> _Task to complete_
Can you copy the entries word for word, starting at the first line and ending at the line that contains "y-tick-label: 2.5 [26,222,57,248]", with both of those lines included and nothing after them?
═════ Excerpted records
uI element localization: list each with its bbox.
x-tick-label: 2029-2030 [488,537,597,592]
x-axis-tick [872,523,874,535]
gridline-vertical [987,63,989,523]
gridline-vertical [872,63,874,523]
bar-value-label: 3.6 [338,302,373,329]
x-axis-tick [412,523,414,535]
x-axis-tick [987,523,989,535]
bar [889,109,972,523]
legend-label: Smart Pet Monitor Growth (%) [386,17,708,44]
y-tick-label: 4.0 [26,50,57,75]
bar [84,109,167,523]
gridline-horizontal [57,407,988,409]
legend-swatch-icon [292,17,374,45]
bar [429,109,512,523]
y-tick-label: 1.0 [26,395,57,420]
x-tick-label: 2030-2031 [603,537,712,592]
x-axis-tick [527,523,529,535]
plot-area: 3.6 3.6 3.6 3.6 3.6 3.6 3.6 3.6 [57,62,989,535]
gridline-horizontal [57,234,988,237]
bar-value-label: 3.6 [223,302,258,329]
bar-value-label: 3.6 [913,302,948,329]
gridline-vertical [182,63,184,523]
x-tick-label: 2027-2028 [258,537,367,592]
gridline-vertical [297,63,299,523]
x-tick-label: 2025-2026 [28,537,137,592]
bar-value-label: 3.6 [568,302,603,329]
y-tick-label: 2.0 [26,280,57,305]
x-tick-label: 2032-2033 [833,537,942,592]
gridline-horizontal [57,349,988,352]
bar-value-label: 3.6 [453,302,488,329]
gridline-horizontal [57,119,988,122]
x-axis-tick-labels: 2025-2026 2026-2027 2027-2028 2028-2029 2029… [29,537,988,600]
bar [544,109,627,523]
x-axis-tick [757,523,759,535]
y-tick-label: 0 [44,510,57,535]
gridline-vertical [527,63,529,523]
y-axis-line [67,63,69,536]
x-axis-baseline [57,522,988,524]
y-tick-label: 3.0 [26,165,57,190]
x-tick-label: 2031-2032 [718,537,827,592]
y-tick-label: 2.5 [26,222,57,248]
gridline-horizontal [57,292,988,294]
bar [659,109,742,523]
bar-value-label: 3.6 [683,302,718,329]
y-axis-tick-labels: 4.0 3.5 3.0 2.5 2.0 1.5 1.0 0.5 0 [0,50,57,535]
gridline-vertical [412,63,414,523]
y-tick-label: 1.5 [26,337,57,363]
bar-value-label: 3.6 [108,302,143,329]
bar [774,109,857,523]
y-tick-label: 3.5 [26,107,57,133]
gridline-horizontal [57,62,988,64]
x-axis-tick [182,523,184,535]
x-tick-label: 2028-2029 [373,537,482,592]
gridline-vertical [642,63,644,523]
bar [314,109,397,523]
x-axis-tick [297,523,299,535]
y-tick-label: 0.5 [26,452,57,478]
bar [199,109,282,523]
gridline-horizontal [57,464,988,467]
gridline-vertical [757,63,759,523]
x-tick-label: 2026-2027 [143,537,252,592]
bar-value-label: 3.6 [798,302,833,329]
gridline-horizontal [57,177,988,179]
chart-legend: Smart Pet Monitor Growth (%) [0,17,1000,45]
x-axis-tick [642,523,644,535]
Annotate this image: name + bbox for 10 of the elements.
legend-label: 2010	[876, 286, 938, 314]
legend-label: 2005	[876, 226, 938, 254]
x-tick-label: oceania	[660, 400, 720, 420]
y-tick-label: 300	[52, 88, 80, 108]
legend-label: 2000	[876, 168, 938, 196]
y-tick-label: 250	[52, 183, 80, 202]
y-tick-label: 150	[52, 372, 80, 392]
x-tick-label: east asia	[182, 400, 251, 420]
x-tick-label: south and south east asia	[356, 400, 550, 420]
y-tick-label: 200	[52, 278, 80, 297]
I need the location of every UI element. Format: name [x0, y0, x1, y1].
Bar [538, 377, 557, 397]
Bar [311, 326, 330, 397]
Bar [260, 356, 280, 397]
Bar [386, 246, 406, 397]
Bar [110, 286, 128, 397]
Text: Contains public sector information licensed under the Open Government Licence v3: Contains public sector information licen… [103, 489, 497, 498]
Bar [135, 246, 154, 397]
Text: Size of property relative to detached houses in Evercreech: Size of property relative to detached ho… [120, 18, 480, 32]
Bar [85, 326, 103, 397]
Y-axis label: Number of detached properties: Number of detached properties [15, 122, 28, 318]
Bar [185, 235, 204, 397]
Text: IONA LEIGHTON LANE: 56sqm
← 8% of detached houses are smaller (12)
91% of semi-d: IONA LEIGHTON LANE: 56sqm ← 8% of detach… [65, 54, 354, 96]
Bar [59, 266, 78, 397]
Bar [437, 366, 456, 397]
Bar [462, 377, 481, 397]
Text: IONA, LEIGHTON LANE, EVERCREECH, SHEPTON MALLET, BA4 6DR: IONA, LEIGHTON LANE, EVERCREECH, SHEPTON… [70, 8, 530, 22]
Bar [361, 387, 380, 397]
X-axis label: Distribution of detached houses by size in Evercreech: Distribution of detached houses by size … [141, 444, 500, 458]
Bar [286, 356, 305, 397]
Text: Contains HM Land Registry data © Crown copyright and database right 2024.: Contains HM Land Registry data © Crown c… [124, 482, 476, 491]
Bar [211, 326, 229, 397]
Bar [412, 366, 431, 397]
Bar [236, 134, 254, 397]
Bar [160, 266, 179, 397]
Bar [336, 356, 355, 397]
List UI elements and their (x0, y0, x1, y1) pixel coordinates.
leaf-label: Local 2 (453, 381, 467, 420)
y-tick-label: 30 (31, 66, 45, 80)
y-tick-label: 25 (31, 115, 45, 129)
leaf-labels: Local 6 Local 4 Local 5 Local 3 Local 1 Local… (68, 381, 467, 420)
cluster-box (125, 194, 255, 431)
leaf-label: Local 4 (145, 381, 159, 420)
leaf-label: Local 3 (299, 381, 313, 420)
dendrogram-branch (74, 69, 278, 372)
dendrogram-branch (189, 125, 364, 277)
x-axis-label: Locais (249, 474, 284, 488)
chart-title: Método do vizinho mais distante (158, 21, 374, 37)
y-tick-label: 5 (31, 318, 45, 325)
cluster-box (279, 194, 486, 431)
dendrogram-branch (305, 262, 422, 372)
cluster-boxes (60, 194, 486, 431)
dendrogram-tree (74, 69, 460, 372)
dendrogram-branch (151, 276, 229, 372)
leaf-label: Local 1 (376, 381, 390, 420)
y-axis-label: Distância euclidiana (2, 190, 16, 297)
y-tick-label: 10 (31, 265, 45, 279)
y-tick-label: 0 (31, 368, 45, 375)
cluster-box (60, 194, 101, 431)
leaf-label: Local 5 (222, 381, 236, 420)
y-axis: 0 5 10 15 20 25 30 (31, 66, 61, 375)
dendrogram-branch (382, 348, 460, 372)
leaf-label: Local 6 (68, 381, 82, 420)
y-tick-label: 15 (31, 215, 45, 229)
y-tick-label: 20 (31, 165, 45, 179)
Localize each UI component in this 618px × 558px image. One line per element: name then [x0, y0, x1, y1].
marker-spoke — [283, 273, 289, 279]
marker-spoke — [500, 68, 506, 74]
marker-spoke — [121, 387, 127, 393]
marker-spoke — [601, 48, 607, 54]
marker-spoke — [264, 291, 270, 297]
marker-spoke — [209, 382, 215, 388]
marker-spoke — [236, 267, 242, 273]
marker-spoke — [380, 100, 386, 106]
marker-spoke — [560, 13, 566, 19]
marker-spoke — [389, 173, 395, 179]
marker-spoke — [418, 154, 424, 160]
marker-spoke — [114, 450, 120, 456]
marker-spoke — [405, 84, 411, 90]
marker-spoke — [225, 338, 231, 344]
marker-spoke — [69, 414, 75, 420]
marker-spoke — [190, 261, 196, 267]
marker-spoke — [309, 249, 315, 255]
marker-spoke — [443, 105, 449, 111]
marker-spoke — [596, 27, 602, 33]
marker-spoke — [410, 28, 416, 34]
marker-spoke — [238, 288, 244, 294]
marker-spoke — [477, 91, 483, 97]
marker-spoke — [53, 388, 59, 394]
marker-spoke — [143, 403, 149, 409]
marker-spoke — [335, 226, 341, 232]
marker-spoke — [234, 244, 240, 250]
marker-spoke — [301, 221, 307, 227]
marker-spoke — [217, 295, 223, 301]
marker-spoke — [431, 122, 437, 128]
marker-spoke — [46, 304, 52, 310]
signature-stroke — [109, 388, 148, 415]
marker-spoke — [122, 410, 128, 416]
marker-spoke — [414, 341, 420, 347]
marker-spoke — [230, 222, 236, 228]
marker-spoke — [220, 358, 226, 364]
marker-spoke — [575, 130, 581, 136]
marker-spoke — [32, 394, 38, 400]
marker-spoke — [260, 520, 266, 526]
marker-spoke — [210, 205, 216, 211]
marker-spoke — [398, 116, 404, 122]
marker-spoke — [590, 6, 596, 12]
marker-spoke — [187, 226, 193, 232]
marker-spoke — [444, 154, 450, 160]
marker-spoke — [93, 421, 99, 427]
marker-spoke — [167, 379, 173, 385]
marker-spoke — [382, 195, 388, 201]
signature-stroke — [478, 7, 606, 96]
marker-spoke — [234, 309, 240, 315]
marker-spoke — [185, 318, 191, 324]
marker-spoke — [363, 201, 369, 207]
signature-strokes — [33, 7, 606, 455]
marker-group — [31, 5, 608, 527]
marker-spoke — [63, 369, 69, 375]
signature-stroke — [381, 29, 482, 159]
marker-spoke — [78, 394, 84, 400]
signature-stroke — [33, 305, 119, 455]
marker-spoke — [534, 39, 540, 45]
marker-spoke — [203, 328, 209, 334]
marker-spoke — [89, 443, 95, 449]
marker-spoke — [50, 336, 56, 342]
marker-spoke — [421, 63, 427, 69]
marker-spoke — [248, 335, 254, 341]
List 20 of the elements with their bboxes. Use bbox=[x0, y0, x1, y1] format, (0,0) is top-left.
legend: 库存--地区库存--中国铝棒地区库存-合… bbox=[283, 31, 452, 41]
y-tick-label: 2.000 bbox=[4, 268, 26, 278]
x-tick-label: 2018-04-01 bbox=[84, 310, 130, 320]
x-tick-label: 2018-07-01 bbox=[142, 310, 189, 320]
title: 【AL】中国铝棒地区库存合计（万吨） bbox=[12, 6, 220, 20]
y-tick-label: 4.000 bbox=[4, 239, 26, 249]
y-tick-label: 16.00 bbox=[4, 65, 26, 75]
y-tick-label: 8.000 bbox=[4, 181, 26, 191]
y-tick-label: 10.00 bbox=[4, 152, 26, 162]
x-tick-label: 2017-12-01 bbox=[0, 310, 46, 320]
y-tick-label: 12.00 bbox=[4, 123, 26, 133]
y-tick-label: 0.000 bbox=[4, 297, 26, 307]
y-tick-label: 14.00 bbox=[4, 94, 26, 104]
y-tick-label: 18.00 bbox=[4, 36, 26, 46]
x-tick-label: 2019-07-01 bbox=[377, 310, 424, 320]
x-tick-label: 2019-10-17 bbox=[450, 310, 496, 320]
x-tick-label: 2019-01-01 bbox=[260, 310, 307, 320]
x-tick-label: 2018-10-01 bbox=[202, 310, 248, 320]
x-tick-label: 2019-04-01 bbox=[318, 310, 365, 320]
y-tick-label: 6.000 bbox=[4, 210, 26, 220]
══════════
> _Solution to the exercise_
uI element localization: list each with its bbox.
x-tick-label: 2029-2030 [488,537,597,592]
x-axis-tick [872,523,874,535]
gridline-vertical [987,63,989,523]
gridline-vertical [872,63,874,523]
bar-value-label: 3.6 [338,302,373,329]
x-axis-tick [412,523,414,535]
x-axis-tick [987,523,989,535]
bar [889,109,972,523]
legend-label: Smart Pet Monitor Growth (%) [386,17,708,44]
y-tick-label: 4.0 [26,50,57,75]
bar [84,109,167,523]
gridline-horizontal [57,407,988,409]
legend-swatch-icon [292,17,374,45]
bar [429,109,512,523]
y-tick-label: 1.0 [26,395,57,420]
x-tick-label: 2030-2031 [603,537,712,592]
x-axis-tick [527,523,529,535]
plot-area: 3.6 3.6 3.6 3.6 3.6 3.6 3.6 3.6 [57,62,989,535]
gridline-horizontal [57,234,988,237]
bar-value-label: 3.6 [223,302,258,329]
bar-value-label: 3.6 [913,302,948,329]
gridline-vertical [182,63,184,523]
x-tick-label: 2027-2028 [258,537,367,592]
gridline-vertical [297,63,299,523]
x-tick-label: 2025-2026 [28,537,137,592]
bar-value-label: 3.6 [568,302,603,329]
y-tick-label: 2.0 [26,280,57,305]
x-tick-label: 2032-2033 [833,537,942,592]
gridline-horizontal [57,349,988,352]
bar-value-label: 3.6 [453,302,488,329]
gridline-horizontal [57,119,988,122]
x-axis-tick-labels: 2025-2026 2026-2027 2027-2028 2028-2029 2029… [29,537,988,600]
bar [544,109,627,523]
x-axis-tick [757,523,759,535]
y-tick-label: 0 [44,510,57,535]
gridline-vertical [527,63,529,523]
y-axis-line [67,63,69,536]
x-axis-baseline [57,522,988,524]
y-tick-label: 3.0 [26,165,57,190]
x-tick-label: 2031-2032 [718,537,827,592]
y-tick-label: 2.5 [26,222,57,248]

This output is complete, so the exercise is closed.